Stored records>

◆ ◆ ◆ ◆ ◆

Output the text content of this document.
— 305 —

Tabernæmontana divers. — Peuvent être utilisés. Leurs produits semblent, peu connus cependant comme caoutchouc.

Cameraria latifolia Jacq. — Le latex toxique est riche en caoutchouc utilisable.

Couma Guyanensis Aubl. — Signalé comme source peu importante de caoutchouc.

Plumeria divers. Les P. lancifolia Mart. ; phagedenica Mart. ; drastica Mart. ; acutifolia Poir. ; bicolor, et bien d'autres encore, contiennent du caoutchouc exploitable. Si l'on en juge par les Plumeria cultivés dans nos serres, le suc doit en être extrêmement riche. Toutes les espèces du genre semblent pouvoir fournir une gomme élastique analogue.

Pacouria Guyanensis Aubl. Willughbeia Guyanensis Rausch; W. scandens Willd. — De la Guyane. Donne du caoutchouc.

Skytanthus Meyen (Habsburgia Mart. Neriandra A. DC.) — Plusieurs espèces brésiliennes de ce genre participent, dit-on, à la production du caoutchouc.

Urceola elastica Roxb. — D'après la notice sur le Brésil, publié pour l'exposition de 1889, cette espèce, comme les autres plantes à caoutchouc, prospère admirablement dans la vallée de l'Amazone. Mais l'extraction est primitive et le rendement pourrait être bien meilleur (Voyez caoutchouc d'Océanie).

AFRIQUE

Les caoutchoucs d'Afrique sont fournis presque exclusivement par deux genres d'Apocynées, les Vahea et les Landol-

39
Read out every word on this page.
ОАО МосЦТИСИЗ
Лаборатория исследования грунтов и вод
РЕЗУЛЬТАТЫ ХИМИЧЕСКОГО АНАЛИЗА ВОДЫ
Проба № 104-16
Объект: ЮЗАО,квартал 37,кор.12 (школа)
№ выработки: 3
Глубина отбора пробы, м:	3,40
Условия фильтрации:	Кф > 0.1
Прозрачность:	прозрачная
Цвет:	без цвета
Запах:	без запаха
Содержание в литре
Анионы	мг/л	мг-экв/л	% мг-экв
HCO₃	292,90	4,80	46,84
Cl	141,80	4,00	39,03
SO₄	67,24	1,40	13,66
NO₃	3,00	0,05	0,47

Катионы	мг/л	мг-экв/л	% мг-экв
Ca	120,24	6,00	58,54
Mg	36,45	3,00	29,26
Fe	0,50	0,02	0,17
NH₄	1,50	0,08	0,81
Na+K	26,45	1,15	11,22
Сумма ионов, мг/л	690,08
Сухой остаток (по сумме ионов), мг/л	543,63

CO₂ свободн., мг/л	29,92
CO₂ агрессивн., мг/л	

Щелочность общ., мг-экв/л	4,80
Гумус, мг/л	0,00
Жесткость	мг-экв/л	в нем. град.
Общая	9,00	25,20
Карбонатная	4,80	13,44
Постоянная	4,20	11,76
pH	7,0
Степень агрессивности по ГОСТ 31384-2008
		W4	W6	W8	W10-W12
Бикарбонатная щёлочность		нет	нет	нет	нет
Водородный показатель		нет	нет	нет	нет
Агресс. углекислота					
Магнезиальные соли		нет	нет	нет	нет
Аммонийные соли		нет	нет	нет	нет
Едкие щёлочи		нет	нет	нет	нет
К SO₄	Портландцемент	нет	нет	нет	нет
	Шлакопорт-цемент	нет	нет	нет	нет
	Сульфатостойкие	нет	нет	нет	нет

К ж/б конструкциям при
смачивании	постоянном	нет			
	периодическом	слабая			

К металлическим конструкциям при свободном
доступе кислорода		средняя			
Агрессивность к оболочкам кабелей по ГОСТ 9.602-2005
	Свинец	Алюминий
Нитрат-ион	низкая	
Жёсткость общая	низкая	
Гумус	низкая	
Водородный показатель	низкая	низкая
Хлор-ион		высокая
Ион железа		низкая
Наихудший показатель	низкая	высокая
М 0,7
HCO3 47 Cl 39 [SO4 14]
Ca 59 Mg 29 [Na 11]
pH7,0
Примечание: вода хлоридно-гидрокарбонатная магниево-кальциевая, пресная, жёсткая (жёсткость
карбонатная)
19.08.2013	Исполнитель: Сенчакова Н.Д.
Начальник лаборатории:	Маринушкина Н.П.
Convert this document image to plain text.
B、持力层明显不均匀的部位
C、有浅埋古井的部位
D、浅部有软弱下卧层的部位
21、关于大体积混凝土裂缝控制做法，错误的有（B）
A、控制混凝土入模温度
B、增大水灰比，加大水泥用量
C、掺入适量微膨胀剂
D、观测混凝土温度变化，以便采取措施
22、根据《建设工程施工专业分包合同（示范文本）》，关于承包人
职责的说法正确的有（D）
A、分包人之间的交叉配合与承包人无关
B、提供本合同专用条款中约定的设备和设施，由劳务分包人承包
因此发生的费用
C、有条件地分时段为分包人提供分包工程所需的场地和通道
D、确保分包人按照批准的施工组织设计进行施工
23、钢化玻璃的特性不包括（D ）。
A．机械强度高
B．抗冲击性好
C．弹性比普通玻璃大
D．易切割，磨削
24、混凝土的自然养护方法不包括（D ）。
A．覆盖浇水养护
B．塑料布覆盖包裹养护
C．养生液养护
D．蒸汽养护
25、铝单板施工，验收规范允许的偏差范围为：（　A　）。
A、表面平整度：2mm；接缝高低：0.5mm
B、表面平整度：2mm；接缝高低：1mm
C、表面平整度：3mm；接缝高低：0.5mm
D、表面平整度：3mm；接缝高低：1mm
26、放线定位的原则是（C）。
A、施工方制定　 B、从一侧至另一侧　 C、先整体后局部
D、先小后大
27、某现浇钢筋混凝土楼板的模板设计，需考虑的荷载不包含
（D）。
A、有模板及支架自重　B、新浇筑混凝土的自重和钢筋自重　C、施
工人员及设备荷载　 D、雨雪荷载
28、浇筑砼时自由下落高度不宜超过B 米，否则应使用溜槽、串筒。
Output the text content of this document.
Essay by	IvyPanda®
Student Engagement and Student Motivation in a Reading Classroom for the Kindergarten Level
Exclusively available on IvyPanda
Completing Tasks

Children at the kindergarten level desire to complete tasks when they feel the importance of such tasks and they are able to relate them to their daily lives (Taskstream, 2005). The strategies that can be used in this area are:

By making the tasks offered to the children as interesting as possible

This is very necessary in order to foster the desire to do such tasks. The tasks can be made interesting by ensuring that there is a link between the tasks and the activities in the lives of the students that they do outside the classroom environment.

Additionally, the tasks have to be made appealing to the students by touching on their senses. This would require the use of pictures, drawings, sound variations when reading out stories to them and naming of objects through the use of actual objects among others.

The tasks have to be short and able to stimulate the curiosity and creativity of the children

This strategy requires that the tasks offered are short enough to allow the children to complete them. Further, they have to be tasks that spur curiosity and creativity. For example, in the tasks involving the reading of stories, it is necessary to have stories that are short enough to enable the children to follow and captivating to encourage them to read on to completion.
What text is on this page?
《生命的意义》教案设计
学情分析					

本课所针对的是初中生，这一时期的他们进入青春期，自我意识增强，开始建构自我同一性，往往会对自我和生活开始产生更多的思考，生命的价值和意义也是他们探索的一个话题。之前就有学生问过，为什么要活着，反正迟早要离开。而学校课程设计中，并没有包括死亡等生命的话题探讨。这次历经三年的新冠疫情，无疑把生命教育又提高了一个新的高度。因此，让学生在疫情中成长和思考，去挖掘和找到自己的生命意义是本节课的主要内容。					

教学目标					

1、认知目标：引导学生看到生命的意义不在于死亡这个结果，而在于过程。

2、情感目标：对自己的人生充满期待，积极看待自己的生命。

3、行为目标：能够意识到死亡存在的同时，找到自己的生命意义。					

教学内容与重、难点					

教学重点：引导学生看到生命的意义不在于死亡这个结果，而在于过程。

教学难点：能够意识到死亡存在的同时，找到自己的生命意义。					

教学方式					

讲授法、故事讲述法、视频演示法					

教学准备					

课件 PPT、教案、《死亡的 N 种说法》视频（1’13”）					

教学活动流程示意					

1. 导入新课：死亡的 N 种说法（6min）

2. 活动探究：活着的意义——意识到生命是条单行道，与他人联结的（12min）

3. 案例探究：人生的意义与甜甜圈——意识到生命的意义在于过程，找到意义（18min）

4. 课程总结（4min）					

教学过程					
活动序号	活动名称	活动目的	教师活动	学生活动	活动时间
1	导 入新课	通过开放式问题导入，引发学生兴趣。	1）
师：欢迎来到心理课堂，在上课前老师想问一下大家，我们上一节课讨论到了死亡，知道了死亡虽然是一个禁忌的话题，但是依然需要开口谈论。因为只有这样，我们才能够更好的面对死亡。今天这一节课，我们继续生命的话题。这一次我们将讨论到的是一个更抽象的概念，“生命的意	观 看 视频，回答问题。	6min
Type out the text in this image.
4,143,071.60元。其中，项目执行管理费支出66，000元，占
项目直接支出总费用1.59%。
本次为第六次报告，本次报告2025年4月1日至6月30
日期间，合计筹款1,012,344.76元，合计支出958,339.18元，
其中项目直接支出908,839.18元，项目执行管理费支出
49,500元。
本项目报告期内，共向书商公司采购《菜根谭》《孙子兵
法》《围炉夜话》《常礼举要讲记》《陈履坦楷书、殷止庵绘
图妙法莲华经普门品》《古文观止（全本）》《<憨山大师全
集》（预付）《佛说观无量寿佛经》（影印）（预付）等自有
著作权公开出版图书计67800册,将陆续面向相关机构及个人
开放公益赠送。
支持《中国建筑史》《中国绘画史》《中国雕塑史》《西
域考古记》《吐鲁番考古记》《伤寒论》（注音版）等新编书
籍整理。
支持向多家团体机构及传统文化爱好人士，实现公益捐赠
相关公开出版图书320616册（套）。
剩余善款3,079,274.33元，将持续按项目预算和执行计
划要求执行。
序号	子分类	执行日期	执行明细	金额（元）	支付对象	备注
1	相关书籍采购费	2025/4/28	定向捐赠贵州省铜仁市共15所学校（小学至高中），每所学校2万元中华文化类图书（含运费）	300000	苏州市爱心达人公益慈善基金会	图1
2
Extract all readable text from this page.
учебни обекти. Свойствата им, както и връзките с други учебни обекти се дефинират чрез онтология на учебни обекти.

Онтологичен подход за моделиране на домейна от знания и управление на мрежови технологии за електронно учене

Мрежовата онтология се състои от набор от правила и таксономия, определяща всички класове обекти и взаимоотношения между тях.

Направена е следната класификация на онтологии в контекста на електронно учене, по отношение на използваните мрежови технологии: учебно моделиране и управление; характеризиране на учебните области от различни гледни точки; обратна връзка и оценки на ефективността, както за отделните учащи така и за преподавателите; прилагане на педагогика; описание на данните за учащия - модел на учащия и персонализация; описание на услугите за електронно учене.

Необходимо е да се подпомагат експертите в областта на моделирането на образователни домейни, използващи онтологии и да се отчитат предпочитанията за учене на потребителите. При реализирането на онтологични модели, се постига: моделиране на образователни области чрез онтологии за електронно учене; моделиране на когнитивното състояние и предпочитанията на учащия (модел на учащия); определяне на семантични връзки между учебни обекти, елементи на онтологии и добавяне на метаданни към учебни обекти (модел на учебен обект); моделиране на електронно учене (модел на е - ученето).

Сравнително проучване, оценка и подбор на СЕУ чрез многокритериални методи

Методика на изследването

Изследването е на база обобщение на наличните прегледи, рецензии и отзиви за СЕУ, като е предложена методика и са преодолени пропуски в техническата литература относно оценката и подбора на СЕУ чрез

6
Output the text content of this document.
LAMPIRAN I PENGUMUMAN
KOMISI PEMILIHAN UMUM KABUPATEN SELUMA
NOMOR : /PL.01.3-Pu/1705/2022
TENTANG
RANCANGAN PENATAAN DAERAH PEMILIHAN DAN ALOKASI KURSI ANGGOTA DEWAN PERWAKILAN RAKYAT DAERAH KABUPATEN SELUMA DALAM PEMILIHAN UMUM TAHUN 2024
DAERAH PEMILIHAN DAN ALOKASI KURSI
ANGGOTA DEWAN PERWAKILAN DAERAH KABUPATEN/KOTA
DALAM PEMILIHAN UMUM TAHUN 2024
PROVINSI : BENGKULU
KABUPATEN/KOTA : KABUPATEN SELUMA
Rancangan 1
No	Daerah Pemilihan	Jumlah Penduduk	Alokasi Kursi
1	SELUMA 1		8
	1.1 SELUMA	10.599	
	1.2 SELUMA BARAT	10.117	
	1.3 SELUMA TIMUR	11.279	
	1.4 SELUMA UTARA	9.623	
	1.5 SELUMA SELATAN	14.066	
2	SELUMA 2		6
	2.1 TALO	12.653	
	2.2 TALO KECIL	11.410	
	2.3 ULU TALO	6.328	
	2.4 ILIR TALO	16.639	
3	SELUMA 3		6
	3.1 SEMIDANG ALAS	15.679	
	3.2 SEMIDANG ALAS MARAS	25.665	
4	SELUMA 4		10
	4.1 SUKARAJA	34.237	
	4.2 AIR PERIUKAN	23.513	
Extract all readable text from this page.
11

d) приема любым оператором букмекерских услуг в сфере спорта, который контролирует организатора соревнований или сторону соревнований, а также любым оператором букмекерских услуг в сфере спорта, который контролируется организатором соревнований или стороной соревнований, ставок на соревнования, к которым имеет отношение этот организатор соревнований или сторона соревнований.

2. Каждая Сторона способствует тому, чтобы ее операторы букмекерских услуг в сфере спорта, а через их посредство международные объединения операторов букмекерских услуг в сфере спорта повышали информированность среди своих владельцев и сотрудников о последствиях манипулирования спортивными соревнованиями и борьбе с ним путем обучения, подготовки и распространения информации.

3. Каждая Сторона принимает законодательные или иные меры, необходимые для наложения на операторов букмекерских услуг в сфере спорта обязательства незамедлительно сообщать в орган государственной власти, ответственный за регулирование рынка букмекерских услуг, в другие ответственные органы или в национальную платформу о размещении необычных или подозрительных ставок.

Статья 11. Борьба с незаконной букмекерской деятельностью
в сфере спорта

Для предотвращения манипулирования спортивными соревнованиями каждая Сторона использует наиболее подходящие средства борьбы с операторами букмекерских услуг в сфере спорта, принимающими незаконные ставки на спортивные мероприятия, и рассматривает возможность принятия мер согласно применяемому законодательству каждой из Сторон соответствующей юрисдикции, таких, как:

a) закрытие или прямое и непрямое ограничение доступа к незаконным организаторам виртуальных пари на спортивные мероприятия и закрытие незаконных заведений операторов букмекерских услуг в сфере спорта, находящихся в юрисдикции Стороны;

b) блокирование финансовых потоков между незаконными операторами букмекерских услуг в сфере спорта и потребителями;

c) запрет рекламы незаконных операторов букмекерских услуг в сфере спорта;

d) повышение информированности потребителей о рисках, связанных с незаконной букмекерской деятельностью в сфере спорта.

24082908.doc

◆ ◆ ◆ ◆ ◆

What you have to do> Gather all lines of the records that include the word "接缝高低".

Expected answer>
A、表面平整度：2mm；接缝高低：0.5mm
B、表面平整度：2mm；接缝高低：1mm
C、表面平整度：3mm；接缝高低：0.5mm
D、表面平整度：3mm；接缝高低：1mm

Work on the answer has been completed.